--- Materials provided ---

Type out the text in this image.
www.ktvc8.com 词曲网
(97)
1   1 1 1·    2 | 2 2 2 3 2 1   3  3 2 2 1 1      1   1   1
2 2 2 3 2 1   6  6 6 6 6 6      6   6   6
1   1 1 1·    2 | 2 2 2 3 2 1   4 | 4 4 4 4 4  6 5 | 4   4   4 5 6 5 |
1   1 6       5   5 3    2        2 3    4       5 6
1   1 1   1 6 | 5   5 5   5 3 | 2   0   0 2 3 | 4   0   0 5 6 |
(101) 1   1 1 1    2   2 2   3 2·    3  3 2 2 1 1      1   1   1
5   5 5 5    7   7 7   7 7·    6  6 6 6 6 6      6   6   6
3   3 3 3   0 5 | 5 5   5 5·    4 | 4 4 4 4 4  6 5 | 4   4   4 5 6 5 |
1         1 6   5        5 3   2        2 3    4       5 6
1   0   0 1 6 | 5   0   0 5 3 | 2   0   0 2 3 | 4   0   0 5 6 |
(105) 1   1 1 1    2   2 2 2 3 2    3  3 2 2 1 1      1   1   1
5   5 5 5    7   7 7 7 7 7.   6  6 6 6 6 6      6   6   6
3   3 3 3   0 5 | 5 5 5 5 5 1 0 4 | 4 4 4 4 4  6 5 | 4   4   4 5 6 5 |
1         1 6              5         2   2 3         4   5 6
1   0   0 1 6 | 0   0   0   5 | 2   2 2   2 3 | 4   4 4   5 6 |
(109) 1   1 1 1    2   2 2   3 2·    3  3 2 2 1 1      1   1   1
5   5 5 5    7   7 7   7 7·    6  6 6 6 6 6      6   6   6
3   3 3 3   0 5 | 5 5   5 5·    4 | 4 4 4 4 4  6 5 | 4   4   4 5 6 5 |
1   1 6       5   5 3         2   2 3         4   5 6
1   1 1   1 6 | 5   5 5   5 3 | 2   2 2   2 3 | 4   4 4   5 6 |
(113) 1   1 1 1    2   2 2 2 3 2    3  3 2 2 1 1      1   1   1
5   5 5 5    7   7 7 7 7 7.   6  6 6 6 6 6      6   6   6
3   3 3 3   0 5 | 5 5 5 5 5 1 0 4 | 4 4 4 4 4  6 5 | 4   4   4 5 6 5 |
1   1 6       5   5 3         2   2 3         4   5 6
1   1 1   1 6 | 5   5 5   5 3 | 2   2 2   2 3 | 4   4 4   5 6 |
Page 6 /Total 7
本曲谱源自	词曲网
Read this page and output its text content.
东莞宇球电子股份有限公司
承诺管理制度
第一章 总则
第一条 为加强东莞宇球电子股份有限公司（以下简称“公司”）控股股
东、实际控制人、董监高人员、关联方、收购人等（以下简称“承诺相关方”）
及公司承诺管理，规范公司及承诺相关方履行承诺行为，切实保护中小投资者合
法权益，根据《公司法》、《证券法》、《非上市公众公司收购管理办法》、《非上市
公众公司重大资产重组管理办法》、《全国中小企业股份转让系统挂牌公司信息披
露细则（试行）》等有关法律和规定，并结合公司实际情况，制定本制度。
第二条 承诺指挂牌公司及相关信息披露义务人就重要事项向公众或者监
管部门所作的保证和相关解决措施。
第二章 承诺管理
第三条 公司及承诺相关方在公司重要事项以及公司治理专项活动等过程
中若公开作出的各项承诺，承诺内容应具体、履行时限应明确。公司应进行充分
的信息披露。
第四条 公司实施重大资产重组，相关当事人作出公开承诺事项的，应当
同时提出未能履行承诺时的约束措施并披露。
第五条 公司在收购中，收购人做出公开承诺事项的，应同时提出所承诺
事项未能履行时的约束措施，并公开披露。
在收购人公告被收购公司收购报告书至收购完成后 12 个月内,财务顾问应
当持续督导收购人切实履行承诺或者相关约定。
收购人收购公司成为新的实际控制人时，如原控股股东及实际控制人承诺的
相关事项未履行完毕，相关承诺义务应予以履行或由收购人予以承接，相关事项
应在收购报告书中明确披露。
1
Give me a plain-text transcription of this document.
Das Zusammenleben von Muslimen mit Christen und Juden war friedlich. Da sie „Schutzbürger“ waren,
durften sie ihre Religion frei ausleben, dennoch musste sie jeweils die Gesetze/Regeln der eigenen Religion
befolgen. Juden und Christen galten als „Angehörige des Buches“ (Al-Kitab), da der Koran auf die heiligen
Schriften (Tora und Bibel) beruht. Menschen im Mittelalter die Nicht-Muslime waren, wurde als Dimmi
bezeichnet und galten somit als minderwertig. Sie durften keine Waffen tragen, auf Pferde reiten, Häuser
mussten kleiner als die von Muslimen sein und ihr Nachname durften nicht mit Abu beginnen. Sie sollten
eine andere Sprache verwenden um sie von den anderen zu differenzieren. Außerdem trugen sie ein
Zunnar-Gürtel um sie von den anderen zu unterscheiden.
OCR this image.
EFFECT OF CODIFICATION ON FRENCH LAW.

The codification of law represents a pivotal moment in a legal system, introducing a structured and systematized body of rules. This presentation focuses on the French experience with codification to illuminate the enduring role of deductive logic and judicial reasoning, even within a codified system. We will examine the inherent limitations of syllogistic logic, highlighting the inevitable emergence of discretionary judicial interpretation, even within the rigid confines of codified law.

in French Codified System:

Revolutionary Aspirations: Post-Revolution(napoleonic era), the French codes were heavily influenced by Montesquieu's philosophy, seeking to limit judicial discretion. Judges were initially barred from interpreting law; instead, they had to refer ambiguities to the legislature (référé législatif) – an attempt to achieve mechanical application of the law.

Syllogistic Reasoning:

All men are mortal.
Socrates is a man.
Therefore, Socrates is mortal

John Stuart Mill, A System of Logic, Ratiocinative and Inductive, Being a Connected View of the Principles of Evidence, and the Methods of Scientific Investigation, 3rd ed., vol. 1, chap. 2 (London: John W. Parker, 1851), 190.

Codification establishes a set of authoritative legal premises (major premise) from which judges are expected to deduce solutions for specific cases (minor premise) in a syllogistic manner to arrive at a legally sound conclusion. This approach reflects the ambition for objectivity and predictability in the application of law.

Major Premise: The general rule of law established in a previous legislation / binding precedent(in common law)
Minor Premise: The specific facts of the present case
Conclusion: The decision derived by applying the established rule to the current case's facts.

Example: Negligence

---

> What is being asked
Pick out every line of the listing containing the word "以下简称", and show those lines.

> Solution to this problem
第一条 为加强东莞宇球电子股份有限公司（以下简称“公司”）控股股
东、实际控制人、董监高人员、关联方、收购人等（以下简称“承诺相关方”）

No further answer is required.